- [Directive]:
Word for word, quote all of the material, omitting the pictures.

[Data tied to figure images]
··········

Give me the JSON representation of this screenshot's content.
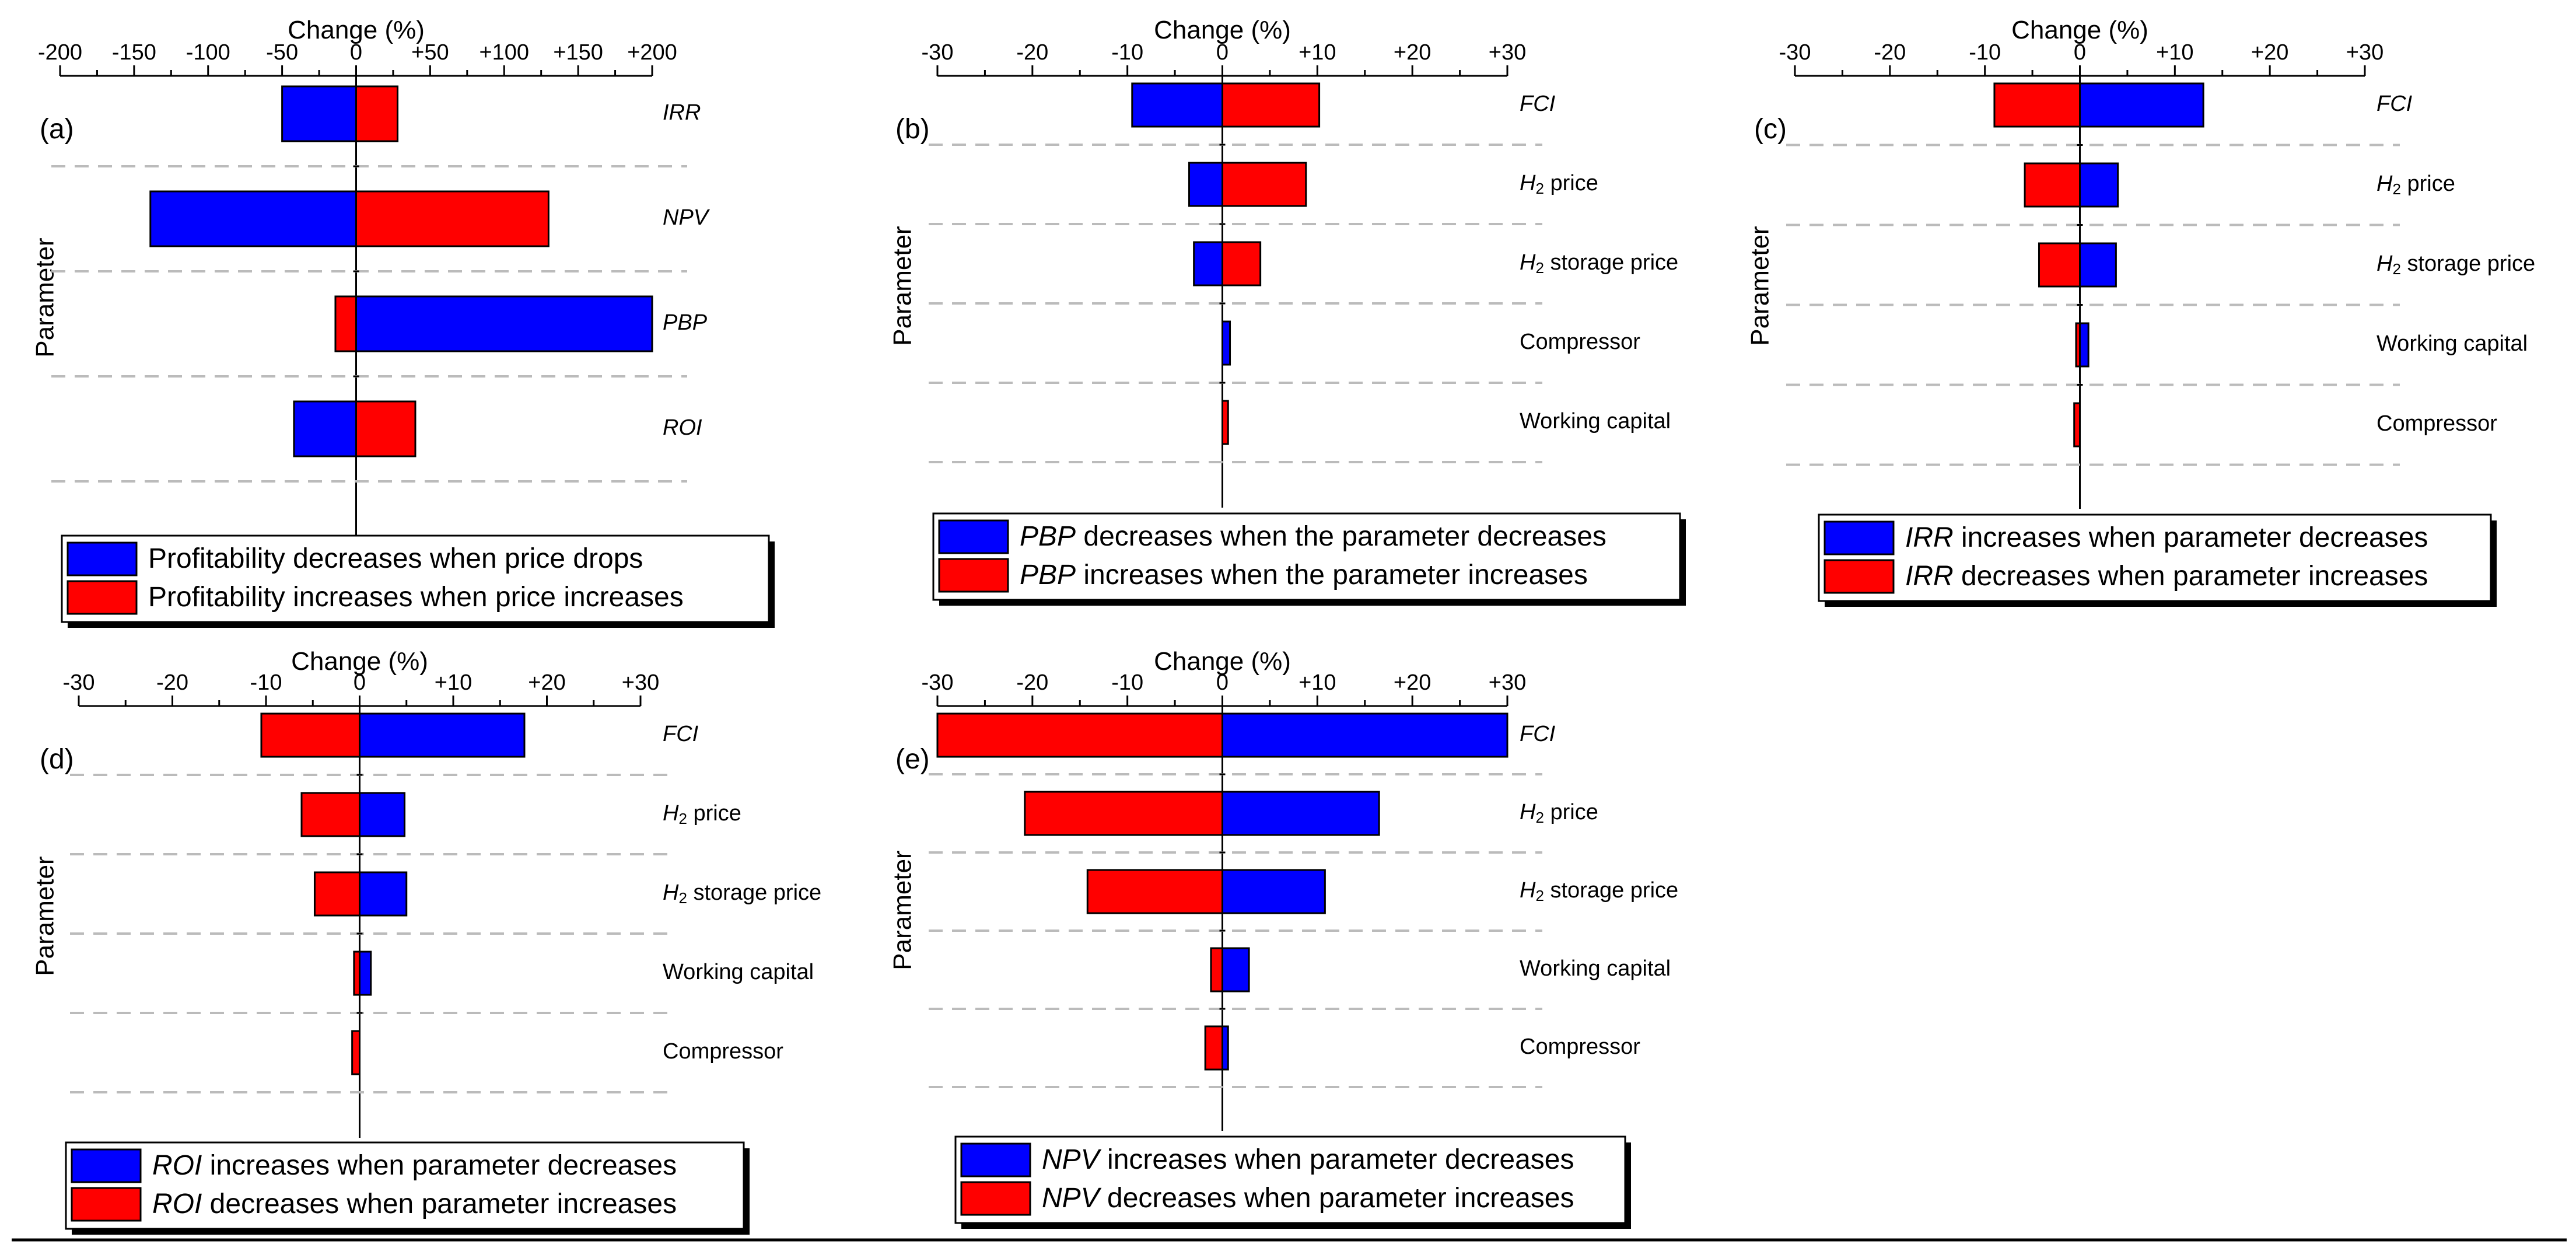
{
  "figure": {
    "axis_title": "Change (%)",
    "ylabel": "Parameter",
    "colors": {
      "blue": "#0000FF",
      "red": "#FF0000",
      "axis": "#000000",
      "grid": "#BBBBBB"
    }
  },
  "chart_data": [
    {
      "panel": "(a)",
      "type": "bar",
      "orientation": "horizontal-tornado",
      "xlabel": "Change (%)",
      "ylabel": "Parameter",
      "xlim": [
        -200,
        200
      ],
      "ticks": [
        -200,
        -150,
        -100,
        -50,
        0,
        50,
        100,
        150,
        200
      ],
      "tick_labels": [
        "-200",
        "-150",
        "-100",
        "-50",
        "0",
        "+50",
        "+100",
        "+150",
        "+200"
      ],
      "categories": [
        {
          "label": "IRR",
          "italic": true
        },
        {
          "label": "NPV",
          "italic": true
        },
        {
          "label": "PBP",
          "italic": true
        },
        {
          "label": "ROI",
          "italic": true
        }
      ],
      "series": [
        {
          "name": "Profitability decreases when price drops",
          "color": "blue",
          "values": [
            -50,
            -139,
            200,
            -42
          ]
        },
        {
          "name": "Profitability increases when price increases",
          "color": "red",
          "values": [
            28,
            130,
            -14,
            40
          ]
        }
      ],
      "legend": [
        {
          "color": "blue",
          "parts": [
            {
              "t": "Profitability decreases when price drops",
              "i": false
            }
          ]
        },
        {
          "color": "red",
          "parts": [
            {
              "t": "Profitability increases when price increases",
              "i": false
            }
          ]
        }
      ]
    },
    {
      "panel": "(b)",
      "type": "bar",
      "orientation": "horizontal-tornado",
      "xlabel": "Change (%)",
      "ylabel": "Parameter",
      "xlim": [
        -30,
        30
      ],
      "ticks": [
        -30,
        -20,
        -10,
        0,
        10,
        20,
        30
      ],
      "tick_labels": [
        "-30",
        "-20",
        "-10",
        "0",
        "+10",
        "+20",
        "+30"
      ],
      "categories": [
        {
          "label": "FCI",
          "italic": true
        },
        {
          "label": "H2 price",
          "h2": true
        },
        {
          "label": "H2 storage price",
          "h2": true
        },
        {
          "label": "Compressor"
        },
        {
          "label": "Working capital"
        }
      ],
      "series": [
        {
          "name": "PBP decreases when the parameter decreases",
          "color": "blue",
          "values": [
            -9.5,
            -3.5,
            -3.0,
            0.8,
            0
          ]
        },
        {
          "name": "PBP increases when the parameter increases",
          "color": "red",
          "values": [
            10.2,
            8.8,
            4.0,
            0,
            0.6
          ]
        }
      ],
      "legend": [
        {
          "color": "blue",
          "parts": [
            {
              "t": "PBP",
              "i": true
            },
            {
              "t": " decreases when the parameter decreases",
              "i": false
            }
          ]
        },
        {
          "color": "red",
          "parts": [
            {
              "t": "PBP",
              "i": true
            },
            {
              "t": " increases when the parameter increases",
              "i": false
            }
          ]
        }
      ]
    },
    {
      "panel": "(c)",
      "type": "bar",
      "orientation": "horizontal-tornado",
      "xlabel": "Change (%)",
      "ylabel": "Parameter",
      "xlim": [
        -30,
        30
      ],
      "ticks": [
        -30,
        -20,
        -10,
        0,
        10,
        20,
        30
      ],
      "tick_labels": [
        "-30",
        "-20",
        "-10",
        "0",
        "+10",
        "+20",
        "+30"
      ],
      "categories": [
        {
          "label": "FCI",
          "italic": true
        },
        {
          "label": "H2 price",
          "h2": true
        },
        {
          "label": "H2 storage price",
          "h2": true
        },
        {
          "label": "Working capital"
        },
        {
          "label": "Compressor"
        }
      ],
      "series": [
        {
          "name": "IRR increases when parameter decreases",
          "color": "blue",
          "values": [
            13.0,
            4.0,
            3.8,
            0.9,
            0
          ]
        },
        {
          "name": "IRR decreases when parameter increases",
          "color": "red",
          "values": [
            -9.0,
            -5.8,
            -4.3,
            -0.4,
            -0.6
          ]
        }
      ],
      "legend": [
        {
          "color": "blue",
          "parts": [
            {
              "t": "IRR",
              "i": true
            },
            {
              "t": " increases when parameter decreases",
              "i": false
            }
          ]
        },
        {
          "color": "red",
          "parts": [
            {
              "t": "IRR",
              "i": true
            },
            {
              "t": " decreases when parameter increases",
              "i": false
            }
          ]
        }
      ]
    },
    {
      "panel": "(d)",
      "type": "bar",
      "orientation": "horizontal-tornado",
      "xlabel": "Change (%)",
      "ylabel": "Parameter",
      "xlim": [
        -30,
        30
      ],
      "ticks": [
        -30,
        -20,
        -10,
        0,
        10,
        20,
        30
      ],
      "tick_labels": [
        "-30",
        "-20",
        "-10",
        "0",
        "+10",
        "+20",
        "+30"
      ],
      "categories": [
        {
          "label": "FCI",
          "italic": true
        },
        {
          "label": "H2 price",
          "h2": true
        },
        {
          "label": "H2 storage price",
          "h2": true
        },
        {
          "label": "Working capital"
        },
        {
          "label": "Compressor"
        }
      ],
      "series": [
        {
          "name": "ROI increases when parameter decreases",
          "color": "blue",
          "values": [
            17.6,
            4.8,
            5.0,
            1.2,
            0
          ]
        },
        {
          "name": "ROI decreases when parameter increases",
          "color": "red",
          "values": [
            -10.5,
            -6.2,
            -4.8,
            -0.6,
            -0.8
          ]
        }
      ],
      "legend": [
        {
          "color": "blue",
          "parts": [
            {
              "t": "ROI",
              "i": true
            },
            {
              "t": " increases when parameter decreases",
              "i": false
            }
          ]
        },
        {
          "color": "red",
          "parts": [
            {
              "t": "ROI",
              "i": true
            },
            {
              "t": " decreases when parameter increases",
              "i": false
            }
          ]
        }
      ]
    },
    {
      "panel": "(e)",
      "type": "bar",
      "orientation": "horizontal-tornado",
      "xlabel": "Change (%)",
      "ylabel": "Parameter",
      "xlim": [
        -30,
        30
      ],
      "ticks": [
        -30,
        -20,
        -10,
        0,
        10,
        20,
        30
      ],
      "tick_labels": [
        "-30",
        "-20",
        "-10",
        "0",
        "+10",
        "+20",
        "+30"
      ],
      "categories": [
        {
          "label": "FCI",
          "italic": true
        },
        {
          "label": "H2 price",
          "h2": true
        },
        {
          "label": "H2 storage price",
          "h2": true
        },
        {
          "label": "Working capital"
        },
        {
          "label": "Compressor"
        }
      ],
      "series": [
        {
          "name": "NPV increases when parameter decreases",
          "color": "blue",
          "values": [
            30.0,
            16.5,
            10.8,
            2.8,
            0.6
          ]
        },
        {
          "name": "NPV decreases when parameter increases",
          "color": "red",
          "values": [
            -30.0,
            -20.8,
            -14.2,
            -1.2,
            -1.8
          ]
        }
      ],
      "legend": [
        {
          "color": "blue",
          "parts": [
            {
              "t": "NPV",
              "i": true
            },
            {
              "t": " increases when parameter decreases",
              "i": false
            }
          ]
        },
        {
          "color": "red",
          "parts": [
            {
              "t": "NPV",
              "i": true
            },
            {
              "t": " decreases when parameter increases",
              "i": false
            }
          ]
        }
      ]
    }
  ]
}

··········

- [Solution]:
Give me the JSON representation of this screenshot's content.
{
  "figure": {
    "axis_title": "Change (%)",
    "ylabel": "Parameter",
    "colors": {
      "blue": "#0000FF",
      "red": "#FF0000",
      "axis": "#000000",
      "grid": "#BBBBBB"
    }
  },
  "chart_data": [
    {
      "panel": "(a)",
      "type": "bar",
      "orientation": "horizontal-tornado",
      "xlabel": "Change (%)",
      "ylabel": "Parameter",
      "xlim": [
        -200,
        200
      ],
      "ticks": [
        -200,
        -150,
        -100,
        -50,
        0,
        50,
        100,
        150,
        200
      ],
      "tick_labels": [
        "-200",
        "-150",
        "-100",
        "-50",
        "0",
        "+50",
        "+100",
        "+150",
        "+200"
      ],
      "categories": [
        {
          "label": "IRR",
          "italic": true
        },
        {
          "label": "NPV",
          "italic": true
        },
        {
          "label": "PBP",
          "italic": true
        },
        {
          "label": "ROI",
          "italic": true
        }
      ],
      "series": [
        {
          "name": "Profitability decreases when price drops",
          "color": "blue",
          "values": [
            -50,
            -139,
            200,
            -42
          ]
        },
        {
          "name": "Profitability increases when price increases",
          "color": "red",
          "values": [
            28,
            130,
            -14,
            40
          ]
        }
      ],
      "legend": [
        {
          "color": "blue",
          "parts": [
            {
              "t": "Profitability decreases when price drops",
              "i": false
            }
          ]
        },
        {
          "color": "red",
          "parts": [
            {
              "t": "Profitability increases when price increases",
              "i": false
            }
          ]
        }
      ]
    },
    {
      "panel": "(b)",
      "type": "bar",
      "orientation": "horizontal-tornado",
      "xlabel": "Change (%)",
      "ylabel": "Parameter",
      "xlim": [
        -30,
        30
      ],
      "ticks": [
        -30,
        -20,
        -10,
        0,
        10,
        20,
        30
      ],
      "tick_labels": [
        "-30",
        "-20",
        "-10",
        "0",
        "+10",
        "+20",
        "+30"
      ],
      "categories": [
        {
          "label": "FCI",
          "italic": true
        },
        {
          "label": "H2 price",
          "h2": true
        },
        {
          "label": "H2 storage price",
          "h2": true
        },
        {
          "label": "Compressor"
        },
        {
          "label": "Working capital"
        }
      ],
      "series": [
        {
          "name": "PBP decreases when the parameter decreases",
          "color": "blue",
          "values": [
            -9.5,
            -3.5,
            -3.0,
            0.8,
            0
          ]
        },
        {
          "name": "PBP increases when the parameter increases",
          "color": "red",
          "values": [
            10.2,
            8.8,
            4.0,
            0,
            0.6
          ]
        }
      ],
      "legend": [
        {
          "color": "blue",
          "parts": [
            {
              "t": "PBP",
              "i": true
            },
            {
              "t": " decreases when the parameter decreases",
              "i": false
            }
          ]
        },
        {
          "color": "red",
          "parts": [
            {
              "t": "PBP",
              "i": true
            },
            {
              "t": " increases when the parameter increases",
              "i": false
            }
          ]
        }
      ]
    },
    {
      "panel": "(c)",
      "type": "bar",
      "orientation": "horizontal-tornado",
      "xlabel": "Change (%)",
      "ylabel": "Parameter",
      "xlim": [
        -30,
        30
      ],
      "ticks": [
        -30,
        -20,
        -10,
        0,
        10,
        20,
        30
      ],
      "tick_labels": [
        "-30",
        "-20",
        "-10",
        "0",
        "+10",
        "+20",
        "+30"
      ],
      "categories": [
        {
          "label": "FCI",
          "italic": true
        },
        {
          "label": "H2 price",
          "h2": true
        },
        {
          "label": "H2 storage price",
          "h2": true
        },
        {
          "label": "Working capital"
        },
        {
          "label": "Compressor"
        }
      ],
      "series": [
        {
          "name": "IRR increases when parameter decreases",
          "color": "blue",
          "values": [
            13.0,
            4.0,
            3.8,
            0.9,
            0
          ]
        },
        {
          "name": "IRR decreases when parameter increases",
          "color": "red",
          "values": [
            -9.0,
            -5.8,
            -4.3,
            -0.4,
            -0.6
          ]
        }
      ],
      "legend": [
        {
          "color": "blue",
          "parts": [
            {
              "t": "IRR",
              "i": true
            },
            {
              "t": " increases when parameter decreases",
              "i": false
            }
          ]
        },
        {
          "color": "red",
          "parts": [
            {
              "t": "IRR",
              "i": true
            },
            {
              "t": " decreases when parameter increases",
              "i": false
            }
          ]
        }
      ]
    },
    {
      "panel": "(d)",
      "type": "bar",
      "orientation": "horizontal-tornado",
      "xlabel": "Change (%)",
      "ylabel": "Parameter",
      "xlim": [
        -30,
        30
      ],
      "ticks": [
        -30,
        -20,
        -10,
        0,
        10,
        20,
        30
      ],
      "tick_labels": [
        "-30",
        "-20",
        "-10",
        "0",
        "+10",
        "+20",
        "+30"
      ],
      "categories": [
        {
          "label": "FCI",
          "italic": true
        },
        {
          "label": "H2 price",
          "h2": true
        },
        {
          "label": "H2 storage price",
          "h2": true
        },
        {
          "label": "Working capital"
        },
        {
          "label": "Compressor"
        }
      ],
      "series": [
        {
          "name": "ROI increases when parameter decreases",
          "color": "blue",
          "values": [
            17.6,
            4.8,
            5.0,
            1.2,
            0
          ]
        },
        {
          "name": "ROI decreases when parameter increases",
          "color": "red",
          "values": [
            -10.5,
            -6.2,
            -4.8,
            -0.6,
            -0.8
          ]
        }
      ],
      "legend": [
        {
          "color": "blue",
          "parts": [
            {
              "t": "ROI",
              "i": true
            },
            {
              "t": " increases when parameter decreases",
              "i": false
            }
          ]
        },
        {
          "color": "red",
          "parts": [
            {
              "t": "ROI",
              "i": true
            },
            {
              "t": " decreases when parameter increases",
              "i": false
            }
          ]
        }
      ]
    },
    {
      "panel": "(e)",
      "type": "bar",
      "orientation": "horizontal-tornado",
      "xlabel": "Change (%)",
      "ylabel": "Parameter",
      "xlim": [
        -30,
        30
      ],
      "ticks": [
        -30,
        -20,
        -10,
        0,
        10,
        20,
        30
      ],
      "tick_labels": [
        "-30",
        "-20",
        "-10",
        "0",
        "+10",
        "+20",
        "+30"
      ],
      "categories": [
        {
          "label": "FCI",
          "italic": true
        },
        {
          "label": "H2 price",
          "h2": true
        },
        {
          "label": "H2 storage price",
          "h2": true
        },
        {
          "label": "Working capital"
        },
        {
          "label": "Compressor"
        }
      ],
      "series": [
        {
          "name": "NPV increases when parameter decreases",
          "color": "blue",
          "values": [
            30.0,
            16.5,
            10.8,
            2.8,
            0.6
          ]
        },
        {
          "name": "NPV decreases when parameter increases",
          "color": "red",
          "values": [
            -30.0,
            -20.8,
            -14.2,
            -1.2,
            -1.8
          ]
        }
      ],
      "legend": [
        {
          "color": "blue",
          "parts": [
            {
              "t": "NPV",
              "i": true
            },
            {
              "t": " increases when parameter decreases",
              "i": false
            }
          ]
        },
        {
          "color": "red",
          "parts": [
            {
              "t": "NPV",
              "i": true
            },
            {
              "t": " decreases when parameter increases",
              "i": false
            }
          ]
        }
      ]
    }
  ]
}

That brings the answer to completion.